→ **What this task involves**: Identify the lines containing the word "profondeurs". Copy each one.

Recorded data:
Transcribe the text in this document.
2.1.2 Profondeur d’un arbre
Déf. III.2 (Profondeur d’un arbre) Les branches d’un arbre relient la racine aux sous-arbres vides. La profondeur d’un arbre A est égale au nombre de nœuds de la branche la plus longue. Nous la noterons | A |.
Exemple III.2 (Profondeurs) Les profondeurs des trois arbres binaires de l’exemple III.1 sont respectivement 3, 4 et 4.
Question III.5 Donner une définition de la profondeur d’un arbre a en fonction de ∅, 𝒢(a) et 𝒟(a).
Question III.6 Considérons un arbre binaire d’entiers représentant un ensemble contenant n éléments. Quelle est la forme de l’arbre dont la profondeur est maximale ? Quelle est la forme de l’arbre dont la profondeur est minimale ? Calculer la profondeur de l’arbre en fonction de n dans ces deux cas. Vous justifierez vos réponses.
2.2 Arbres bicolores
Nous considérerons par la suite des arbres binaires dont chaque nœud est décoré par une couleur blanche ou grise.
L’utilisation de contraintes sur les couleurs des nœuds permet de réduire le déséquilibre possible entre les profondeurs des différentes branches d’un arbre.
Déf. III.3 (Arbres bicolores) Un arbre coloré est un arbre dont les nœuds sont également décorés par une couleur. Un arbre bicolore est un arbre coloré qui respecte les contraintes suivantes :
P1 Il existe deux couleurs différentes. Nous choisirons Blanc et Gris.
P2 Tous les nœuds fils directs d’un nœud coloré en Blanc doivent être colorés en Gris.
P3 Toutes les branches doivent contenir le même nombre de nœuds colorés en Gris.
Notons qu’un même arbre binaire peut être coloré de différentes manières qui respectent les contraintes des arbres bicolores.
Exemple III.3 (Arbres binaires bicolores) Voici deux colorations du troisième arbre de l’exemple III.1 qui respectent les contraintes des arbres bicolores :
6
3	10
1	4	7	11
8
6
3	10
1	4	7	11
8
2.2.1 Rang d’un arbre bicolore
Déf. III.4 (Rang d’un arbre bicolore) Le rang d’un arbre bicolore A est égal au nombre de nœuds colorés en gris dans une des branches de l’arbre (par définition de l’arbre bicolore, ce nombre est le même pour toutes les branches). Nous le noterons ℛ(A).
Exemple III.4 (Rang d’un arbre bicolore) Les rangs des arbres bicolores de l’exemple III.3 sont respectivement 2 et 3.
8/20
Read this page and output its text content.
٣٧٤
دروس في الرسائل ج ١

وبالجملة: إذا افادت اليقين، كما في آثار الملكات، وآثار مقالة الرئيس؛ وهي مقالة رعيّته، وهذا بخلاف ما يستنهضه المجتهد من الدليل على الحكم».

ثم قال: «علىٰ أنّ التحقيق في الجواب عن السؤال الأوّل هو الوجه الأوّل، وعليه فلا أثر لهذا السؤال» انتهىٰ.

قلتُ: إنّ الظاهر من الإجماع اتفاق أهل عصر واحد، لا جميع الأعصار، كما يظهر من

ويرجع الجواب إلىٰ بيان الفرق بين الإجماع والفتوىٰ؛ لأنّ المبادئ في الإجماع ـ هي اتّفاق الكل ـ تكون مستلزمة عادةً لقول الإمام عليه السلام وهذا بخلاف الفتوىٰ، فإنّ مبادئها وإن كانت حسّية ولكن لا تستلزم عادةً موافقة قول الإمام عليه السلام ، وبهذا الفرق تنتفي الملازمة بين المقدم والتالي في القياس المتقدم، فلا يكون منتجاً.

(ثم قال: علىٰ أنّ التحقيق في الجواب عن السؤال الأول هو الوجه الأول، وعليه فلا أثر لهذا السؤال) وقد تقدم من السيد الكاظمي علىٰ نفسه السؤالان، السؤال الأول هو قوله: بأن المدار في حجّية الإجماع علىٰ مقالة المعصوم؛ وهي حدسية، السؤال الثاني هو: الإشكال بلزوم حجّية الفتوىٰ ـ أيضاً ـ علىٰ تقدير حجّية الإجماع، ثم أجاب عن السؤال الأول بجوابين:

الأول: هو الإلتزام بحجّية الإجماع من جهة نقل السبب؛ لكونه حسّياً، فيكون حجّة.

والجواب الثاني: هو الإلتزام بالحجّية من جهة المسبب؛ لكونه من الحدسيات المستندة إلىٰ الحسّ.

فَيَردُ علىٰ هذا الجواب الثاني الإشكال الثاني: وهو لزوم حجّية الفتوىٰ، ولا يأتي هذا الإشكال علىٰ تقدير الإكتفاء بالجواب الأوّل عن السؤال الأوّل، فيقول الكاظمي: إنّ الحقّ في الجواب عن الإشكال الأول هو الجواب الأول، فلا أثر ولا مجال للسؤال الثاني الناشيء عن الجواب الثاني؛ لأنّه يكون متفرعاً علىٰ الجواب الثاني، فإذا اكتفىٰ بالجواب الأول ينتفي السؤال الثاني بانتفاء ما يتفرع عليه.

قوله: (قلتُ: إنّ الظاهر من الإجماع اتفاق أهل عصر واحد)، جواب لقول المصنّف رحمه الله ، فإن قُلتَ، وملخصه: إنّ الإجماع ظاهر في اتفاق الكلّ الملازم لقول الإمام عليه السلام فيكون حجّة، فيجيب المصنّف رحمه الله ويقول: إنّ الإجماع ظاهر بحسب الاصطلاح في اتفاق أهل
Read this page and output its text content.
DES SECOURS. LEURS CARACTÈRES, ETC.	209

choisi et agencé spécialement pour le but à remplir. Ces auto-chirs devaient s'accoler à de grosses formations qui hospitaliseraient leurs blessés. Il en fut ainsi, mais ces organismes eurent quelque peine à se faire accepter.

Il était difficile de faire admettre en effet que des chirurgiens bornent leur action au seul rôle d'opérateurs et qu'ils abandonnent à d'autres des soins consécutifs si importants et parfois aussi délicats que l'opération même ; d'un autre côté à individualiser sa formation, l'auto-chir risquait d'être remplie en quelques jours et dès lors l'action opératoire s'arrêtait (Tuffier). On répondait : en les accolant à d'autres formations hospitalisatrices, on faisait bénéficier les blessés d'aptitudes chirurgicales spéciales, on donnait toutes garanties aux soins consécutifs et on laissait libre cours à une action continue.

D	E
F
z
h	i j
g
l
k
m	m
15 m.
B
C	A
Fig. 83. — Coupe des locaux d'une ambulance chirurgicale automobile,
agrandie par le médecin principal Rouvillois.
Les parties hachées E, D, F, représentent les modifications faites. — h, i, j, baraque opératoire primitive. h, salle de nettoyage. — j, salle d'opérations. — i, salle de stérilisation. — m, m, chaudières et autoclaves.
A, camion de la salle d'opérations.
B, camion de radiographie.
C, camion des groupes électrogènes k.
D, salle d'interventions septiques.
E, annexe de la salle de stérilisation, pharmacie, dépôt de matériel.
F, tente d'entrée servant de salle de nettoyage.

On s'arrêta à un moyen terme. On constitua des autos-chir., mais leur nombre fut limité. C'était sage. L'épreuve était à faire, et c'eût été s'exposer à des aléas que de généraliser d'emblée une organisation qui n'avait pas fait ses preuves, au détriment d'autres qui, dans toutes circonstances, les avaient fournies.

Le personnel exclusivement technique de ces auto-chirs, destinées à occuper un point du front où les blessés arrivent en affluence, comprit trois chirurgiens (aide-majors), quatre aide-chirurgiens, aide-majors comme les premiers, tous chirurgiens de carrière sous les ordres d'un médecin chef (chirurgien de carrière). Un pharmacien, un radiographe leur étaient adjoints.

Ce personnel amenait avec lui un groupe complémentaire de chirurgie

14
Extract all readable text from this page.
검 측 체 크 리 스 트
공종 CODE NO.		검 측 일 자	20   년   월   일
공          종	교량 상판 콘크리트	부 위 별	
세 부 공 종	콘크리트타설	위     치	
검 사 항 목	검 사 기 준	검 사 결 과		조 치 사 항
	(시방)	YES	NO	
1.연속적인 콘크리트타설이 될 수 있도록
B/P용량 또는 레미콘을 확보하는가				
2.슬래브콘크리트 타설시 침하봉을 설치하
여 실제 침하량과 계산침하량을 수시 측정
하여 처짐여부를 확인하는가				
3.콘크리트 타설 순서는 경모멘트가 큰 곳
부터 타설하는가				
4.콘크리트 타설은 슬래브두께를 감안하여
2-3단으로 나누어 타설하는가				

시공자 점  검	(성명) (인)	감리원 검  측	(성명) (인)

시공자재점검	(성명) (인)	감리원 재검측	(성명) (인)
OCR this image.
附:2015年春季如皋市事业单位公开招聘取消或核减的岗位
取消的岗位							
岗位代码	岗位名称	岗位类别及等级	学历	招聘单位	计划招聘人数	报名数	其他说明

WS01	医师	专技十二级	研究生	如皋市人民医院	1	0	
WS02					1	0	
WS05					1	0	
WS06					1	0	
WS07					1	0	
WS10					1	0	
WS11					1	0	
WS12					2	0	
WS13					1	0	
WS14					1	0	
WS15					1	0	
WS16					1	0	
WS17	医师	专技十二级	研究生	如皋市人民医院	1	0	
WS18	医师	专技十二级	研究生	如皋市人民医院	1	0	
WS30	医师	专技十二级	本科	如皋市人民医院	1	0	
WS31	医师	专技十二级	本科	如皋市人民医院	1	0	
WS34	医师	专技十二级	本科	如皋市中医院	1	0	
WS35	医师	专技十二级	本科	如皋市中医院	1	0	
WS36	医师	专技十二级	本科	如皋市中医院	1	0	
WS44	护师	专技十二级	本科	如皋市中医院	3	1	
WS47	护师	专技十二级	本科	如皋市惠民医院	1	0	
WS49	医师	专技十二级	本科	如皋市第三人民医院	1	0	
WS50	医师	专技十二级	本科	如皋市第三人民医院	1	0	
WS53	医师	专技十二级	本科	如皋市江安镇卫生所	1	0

→ **Task answer**:
Exemple III.2 (Profondeurs) Les profondeurs des trois arbres binaires de l’exemple III.1 sont respectivement 3, 4 et 4.
L’utilisation de contraintes sur les couleurs des nœuds permet de réduire le déséquilibre possible entre les profondeurs des différentes branches d’un arbre.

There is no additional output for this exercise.